→ Exercise requirements: Copy the data from the line that contains "What data populates" to its last line, exactly, including both of those lines and leaving out everything before.

(Records contained in a dataset)
- - - - -

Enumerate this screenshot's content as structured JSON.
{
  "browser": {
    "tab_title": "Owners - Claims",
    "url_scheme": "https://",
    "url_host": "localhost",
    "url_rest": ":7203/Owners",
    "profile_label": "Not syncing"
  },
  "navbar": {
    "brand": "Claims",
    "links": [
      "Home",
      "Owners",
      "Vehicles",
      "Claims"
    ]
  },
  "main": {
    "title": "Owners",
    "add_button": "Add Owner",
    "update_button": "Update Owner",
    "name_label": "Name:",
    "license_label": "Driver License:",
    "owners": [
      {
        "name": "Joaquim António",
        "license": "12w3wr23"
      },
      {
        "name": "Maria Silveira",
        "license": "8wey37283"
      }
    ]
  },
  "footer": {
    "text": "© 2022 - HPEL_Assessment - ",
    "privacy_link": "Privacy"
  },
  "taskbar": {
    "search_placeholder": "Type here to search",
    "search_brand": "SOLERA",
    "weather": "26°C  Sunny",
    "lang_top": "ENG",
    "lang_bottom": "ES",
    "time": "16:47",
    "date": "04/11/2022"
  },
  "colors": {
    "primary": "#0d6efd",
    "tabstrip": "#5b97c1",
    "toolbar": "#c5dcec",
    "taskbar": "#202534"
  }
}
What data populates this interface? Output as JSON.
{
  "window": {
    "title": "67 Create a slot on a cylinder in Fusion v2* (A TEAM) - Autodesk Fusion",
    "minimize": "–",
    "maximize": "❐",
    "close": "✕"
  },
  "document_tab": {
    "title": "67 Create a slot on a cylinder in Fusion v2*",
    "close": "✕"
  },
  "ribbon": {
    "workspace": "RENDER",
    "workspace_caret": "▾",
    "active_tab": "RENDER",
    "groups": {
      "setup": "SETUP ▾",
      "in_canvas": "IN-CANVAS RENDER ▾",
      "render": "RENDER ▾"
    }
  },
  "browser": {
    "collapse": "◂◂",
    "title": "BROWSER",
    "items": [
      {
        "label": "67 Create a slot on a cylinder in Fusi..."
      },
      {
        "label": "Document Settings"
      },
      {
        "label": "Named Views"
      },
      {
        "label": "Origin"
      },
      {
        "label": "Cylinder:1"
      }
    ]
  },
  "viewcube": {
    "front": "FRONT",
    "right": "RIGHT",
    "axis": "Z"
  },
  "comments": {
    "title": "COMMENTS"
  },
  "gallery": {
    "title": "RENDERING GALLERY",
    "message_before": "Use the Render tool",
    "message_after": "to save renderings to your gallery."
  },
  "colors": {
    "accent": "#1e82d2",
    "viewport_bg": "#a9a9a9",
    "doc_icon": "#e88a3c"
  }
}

- - - - -

→ Response to this task:
What data populates this interface? Output as JSON.
{
  "window": {
    "title": "67 Create a slot on a cylinder in Fusion v2* (A TEAM) - Autodesk Fusion",
    "minimize": "–",
    "maximize": "❐",
    "close": "✕"
  },
  "document_tab": {
    "title": "67 Create a slot on a cylinder in Fusion v2*",
    "close": "✕"
  },
  "ribbon": {
    "workspace": "RENDER",
    "workspace_caret": "▾",
    "active_tab": "RENDER",
    "groups": {
      "setup": "SETUP ▾",
      "in_canvas": "IN-CANVAS RENDER ▾",
      "render": "RENDER ▾"
    }
  },
  "browser": {
    "collapse": "◂◂",
    "title": "BROWSER",
    "items": [
      {
        "label": "67 Create a slot on a cylinder in Fusi..."
      },
      {
        "label": "Document Settings"
      },
      {
        "label": "Named Views"
      },
      {
        "label": "Origin"
      },
      {
        "label": "Cylinder:1"
      }
    ]
  },
  "viewcube": {
    "front": "FRONT",
    "right": "RIGHT",
    "axis": "Z"
  },
  "comments": {
    "title": "COMMENTS"
  },
  "gallery": {
    "title": "RENDERING GALLERY",
    "message_before": "Use the Render tool",
    "message_after": "to save renderings to your gallery."
  },
  "colors": {
    "accent": "#1e82d2",
    "viewport_bg": "#a9a9a9",
    "doc_icon": "#e88a3c"
  }
}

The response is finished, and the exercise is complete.